Problem to work on
Pictures do not belong in the copy. Return all of the entries exactly.

Listed entries
_ _ _ _ _ _ _
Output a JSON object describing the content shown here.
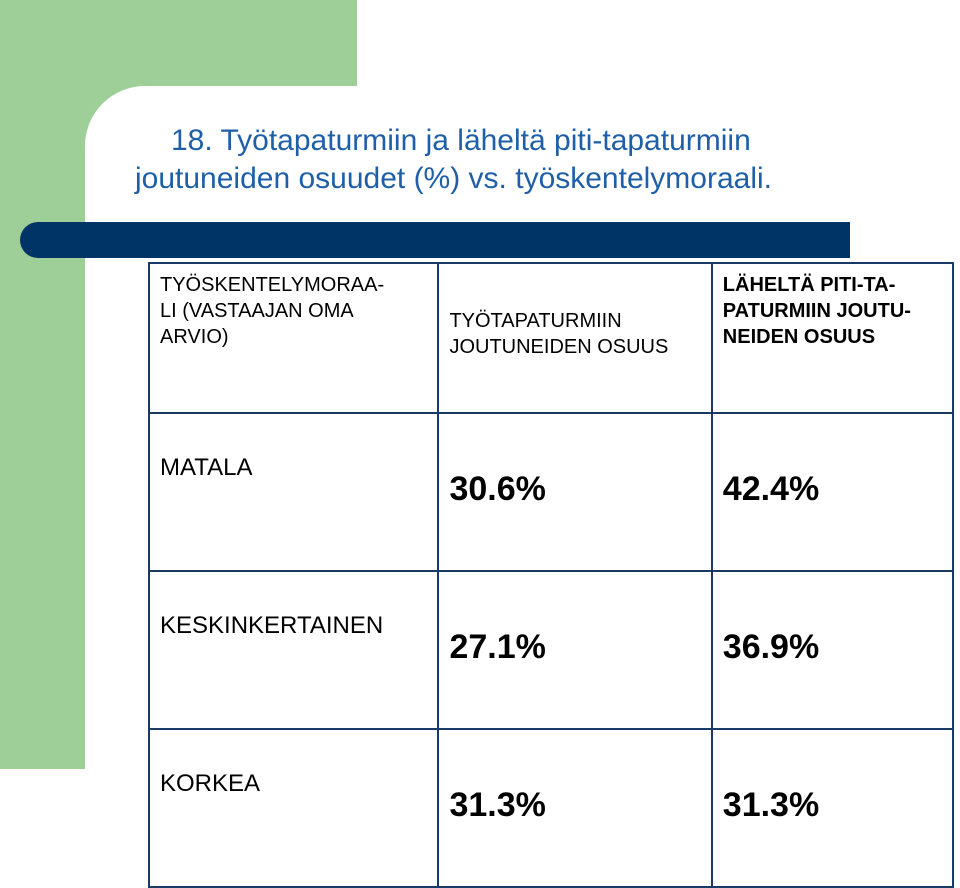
{
  "title": {
    "line1": "18. Työtapaturmiin ja läheltä piti-tapaturmiin",
    "line2": "joutuneiden osuudet (%) vs. työskentelymoraali."
  },
  "colors": {
    "green_block": "#9ecf98",
    "title_text": "#1f5fa8",
    "navy_bar": "#003366",
    "table_border": "#1a3a66"
  },
  "table": {
    "headers": {
      "col1": [
        "TYÖSKENTELYMORAA-",
        "LI (VASTAAJAN OMA",
        "ARVIO)"
      ],
      "col2": [
        "TYÖTAPATURMIIN",
        "JOUTUNEIDEN OSUUS"
      ],
      "col3": [
        "LÄHELTÄ PITI-TA-",
        "PATURMIIN JOUTU-",
        "NEIDEN OSUUS"
      ]
    },
    "rows": [
      {
        "label": "MATALA",
        "work_accidents": "30.6%",
        "near_miss": "42.4%"
      },
      {
        "label": "KESKINKERTAINEN",
        "work_accidents": "27.1%",
        "near_miss": "36.9%"
      },
      {
        "label": "KORKEA",
        "work_accidents": "31.3%",
        "near_miss": "31.3%"
      }
    ]
  }
}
_ _ _ _ _ _ _
Expected answer
Output a JSON object describing the content shown here.
{
  "title": {
    "line1": "18. Työtapaturmiin ja läheltä piti-tapaturmiin",
    "line2": "joutuneiden osuudet (%) vs. työskentelymoraali."
  },
  "colors": {
    "green_block": "#9ecf98",
    "title_text": "#1f5fa8",
    "navy_bar": "#003366",
    "table_border": "#1a3a66"
  },
  "table": {
    "headers": {
      "col1": [
        "TYÖSKENTELYMORAA-",
        "LI (VASTAAJAN OMA",
        "ARVIO)"
      ],
      "col2": [
        "TYÖTAPATURMIIN",
        "JOUTUNEIDEN OSUUS"
      ],
      "col3": [
        "LÄHELTÄ PITI-TA-",
        "PATURMIIN JOUTU-",
        "NEIDEN OSUUS"
      ]
    },
    "rows": [
      {
        "label": "MATALA",
        "work_accidents": "30.6%",
        "near_miss": "42.4%"
      },
      {
        "label": "KESKINKERTAINEN",
        "work_accidents": "27.1%",
        "near_miss": "36.9%"
      },
      {
        "label": "KORKEA",
        "work_accidents": "31.3%",
        "near_miss": "31.3%"
      }
    ]
  }
}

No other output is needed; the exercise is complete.